INSTRUCTION:
Copy out the entries below precisely; nothing is to be omitted.

## Begin

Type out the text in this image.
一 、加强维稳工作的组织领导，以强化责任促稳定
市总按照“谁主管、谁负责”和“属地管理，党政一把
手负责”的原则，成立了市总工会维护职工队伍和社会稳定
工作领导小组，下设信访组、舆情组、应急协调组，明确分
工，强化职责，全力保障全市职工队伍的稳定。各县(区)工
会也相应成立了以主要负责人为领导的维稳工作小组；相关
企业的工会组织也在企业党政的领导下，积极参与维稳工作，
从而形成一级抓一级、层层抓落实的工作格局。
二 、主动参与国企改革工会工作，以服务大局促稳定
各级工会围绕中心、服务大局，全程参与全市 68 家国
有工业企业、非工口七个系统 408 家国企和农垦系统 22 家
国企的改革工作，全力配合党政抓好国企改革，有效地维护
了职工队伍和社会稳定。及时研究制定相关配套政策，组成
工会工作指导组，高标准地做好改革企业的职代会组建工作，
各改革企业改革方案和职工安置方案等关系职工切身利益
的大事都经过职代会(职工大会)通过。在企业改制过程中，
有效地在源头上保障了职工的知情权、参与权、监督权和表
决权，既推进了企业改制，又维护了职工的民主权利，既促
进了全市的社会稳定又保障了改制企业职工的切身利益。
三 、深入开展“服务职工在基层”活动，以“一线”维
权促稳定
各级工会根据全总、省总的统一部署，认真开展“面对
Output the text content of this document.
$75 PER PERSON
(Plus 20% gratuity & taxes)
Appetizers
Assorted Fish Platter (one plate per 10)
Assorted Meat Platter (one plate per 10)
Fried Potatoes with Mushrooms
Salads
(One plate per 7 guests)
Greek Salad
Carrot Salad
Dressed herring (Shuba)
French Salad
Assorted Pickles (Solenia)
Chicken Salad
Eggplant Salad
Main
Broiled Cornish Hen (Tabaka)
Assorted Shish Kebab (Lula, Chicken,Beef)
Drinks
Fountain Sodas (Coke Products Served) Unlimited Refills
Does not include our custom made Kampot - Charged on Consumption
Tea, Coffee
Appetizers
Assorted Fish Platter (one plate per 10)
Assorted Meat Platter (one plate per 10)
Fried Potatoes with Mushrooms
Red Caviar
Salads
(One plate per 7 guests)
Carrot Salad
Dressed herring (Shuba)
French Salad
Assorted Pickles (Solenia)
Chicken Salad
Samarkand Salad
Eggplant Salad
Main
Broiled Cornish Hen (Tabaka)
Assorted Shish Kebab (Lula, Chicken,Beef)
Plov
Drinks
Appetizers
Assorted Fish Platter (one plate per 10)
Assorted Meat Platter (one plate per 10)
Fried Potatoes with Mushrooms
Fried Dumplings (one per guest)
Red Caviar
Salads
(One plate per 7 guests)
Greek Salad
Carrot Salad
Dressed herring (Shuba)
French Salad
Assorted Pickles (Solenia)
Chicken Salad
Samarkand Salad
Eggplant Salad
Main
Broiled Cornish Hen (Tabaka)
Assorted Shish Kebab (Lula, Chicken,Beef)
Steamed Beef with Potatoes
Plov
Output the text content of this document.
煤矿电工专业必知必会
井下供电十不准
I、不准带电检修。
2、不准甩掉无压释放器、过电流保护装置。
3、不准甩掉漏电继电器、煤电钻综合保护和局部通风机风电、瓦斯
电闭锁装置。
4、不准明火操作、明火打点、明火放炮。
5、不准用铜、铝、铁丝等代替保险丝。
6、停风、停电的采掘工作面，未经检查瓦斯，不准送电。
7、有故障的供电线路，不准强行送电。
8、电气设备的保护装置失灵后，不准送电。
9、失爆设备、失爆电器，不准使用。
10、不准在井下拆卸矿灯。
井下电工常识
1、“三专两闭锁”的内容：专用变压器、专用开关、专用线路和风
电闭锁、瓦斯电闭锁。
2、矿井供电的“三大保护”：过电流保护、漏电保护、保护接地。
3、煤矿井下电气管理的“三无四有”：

## End

THE OUTPUT:
Type out the text in this image.
一 、加强维稳工作的组织领导，以强化责任促稳定
市总按照“谁主管、谁负责”和“属地管理，党政一把
手负责”的原则，成立了市总工会维护职工队伍和社会稳定
工作领导小组，下设信访组、舆情组、应急协调组，明确分
工，强化职责，全力保障全市职工队伍的稳定。各县(区)工
会也相应成立了以主要负责人为领导的维稳工作小组；相关
企业的工会组织也在企业党政的领导下，积极参与维稳工作，
从而形成一级抓一级、层层抓落实的工作格局。
二 、主动参与国企改革工会工作，以服务大局促稳定
各级工会围绕中心、服务大局，全程参与全市 68 家国
有工业企业、非工口七个系统 408 家国企和农垦系统 22 家
国企的改革工作，全力配合党政抓好国企改革，有效地维护
了职工队伍和社会稳定。及时研究制定相关配套政策，组成
工会工作指导组，高标准地做好改革企业的职代会组建工作，
各改革企业改革方案和职工安置方案等关系职工切身利益
的大事都经过职代会(职工大会)通过。在企业改制过程中，
有效地在源头上保障了职工的知情权、参与权、监督权和表
决权，既推进了企业改制，又维护了职工的民主权利，既促
进了全市的社会稳定又保障了改制企业职工的切身利益。
三 、深入开展“服务职工在基层”活动，以“一线”维
权促稳定
各级工会根据全总、省总的统一部署，认真开展“面对
Output the text content of this document.
$75 PER PERSON
(Plus 20% gratuity & taxes)
Appetizers
Assorted Fish Platter (one plate per 10)
Assorted Meat Platter (one plate per 10)
Fried Potatoes with Mushrooms
Salads
(One plate per 7 guests)
Greek Salad
Carrot Salad
Dressed herring (Shuba)
French Salad
Assorted Pickles (Solenia)
Chicken Salad
Eggplant Salad
Main
Broiled Cornish Hen (Tabaka)
Assorted Shish Kebab (Lula, Chicken,Beef)
Drinks
Fountain Sodas (Coke Products Served) Unlimited Refills
Does not include our custom made Kampot - Charged on Consumption
Tea, Coffee
Appetizers
Assorted Fish Platter (one plate per 10)
Assorted Meat Platter (one plate per 10)
Fried Potatoes with Mushrooms
Red Caviar
Salads
(One plate per 7 guests)
Carrot Salad
Dressed herring (Shuba)
French Salad
Assorted Pickles (Solenia)
Chicken Salad
Samarkand Salad
Eggplant Salad
Main
Broiled Cornish Hen (Tabaka)
Assorted Shish Kebab (Lula, Chicken,Beef)
Plov
Drinks
Appetizers
Assorted Fish Platter (one plate per 10)
Assorted Meat Platter (one plate per 10)
Fried Potatoes with Mushrooms
Fried Dumplings (one per guest)
Red Caviar
Salads
(One plate per 7 guests)
Greek Salad
Carrot Salad
Dressed herring (Shuba)
French Salad
Assorted Pickles (Solenia)
Chicken Salad
Samarkand Salad
Eggplant Salad
Main
Broiled Cornish Hen (Tabaka)
Assorted Shish Kebab (Lula, Chicken,Beef)
Steamed Beef with Potatoes
Plov
Output the text content of this document.
煤矿电工专业必知必会
井下供电十不准
I、不准带电检修。
2、不准甩掉无压释放器、过电流保护装置。
3、不准甩掉漏电继电器、煤电钻综合保护和局部通风机风电、瓦斯
电闭锁装置。
4、不准明火操作、明火打点、明火放炮。
5、不准用铜、铝、铁丝等代替保险丝。
6、停风、停电的采掘工作面，未经检查瓦斯，不准送电。
7、有故障的供电线路，不准强行送电。
8、电气设备的保护装置失灵后，不准送电。
9、失爆设备、失爆电器，不准使用。
10、不准在井下拆卸矿灯。
井下电工常识
1、“三专两闭锁”的内容：专用变压器、专用开关、专用线路和风
电闭锁、瓦斯电闭锁。
2、矿井供电的“三大保护”：过电流保护、漏电保护、保护接地。
3、煤矿井下电气管理的“三无四有”：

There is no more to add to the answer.